**Goal of the exercise**
Where a line holds "NATEF", copy it.
───
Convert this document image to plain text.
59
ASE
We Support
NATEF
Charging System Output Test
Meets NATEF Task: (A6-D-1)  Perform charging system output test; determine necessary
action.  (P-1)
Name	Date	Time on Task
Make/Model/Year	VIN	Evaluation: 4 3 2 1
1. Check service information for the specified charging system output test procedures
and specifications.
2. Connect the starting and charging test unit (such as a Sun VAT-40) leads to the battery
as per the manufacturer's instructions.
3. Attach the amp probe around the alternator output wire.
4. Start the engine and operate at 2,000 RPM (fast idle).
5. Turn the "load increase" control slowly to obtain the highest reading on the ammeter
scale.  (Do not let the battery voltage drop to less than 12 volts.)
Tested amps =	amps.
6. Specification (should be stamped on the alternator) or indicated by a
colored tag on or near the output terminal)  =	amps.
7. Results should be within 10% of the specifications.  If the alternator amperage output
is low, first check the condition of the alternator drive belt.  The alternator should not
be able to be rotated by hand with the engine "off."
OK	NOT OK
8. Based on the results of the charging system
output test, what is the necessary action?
───
**Exercise result**
NATEF
Meets NATEF Task: (A6-D-1)  Perform charging system output test; determine necessary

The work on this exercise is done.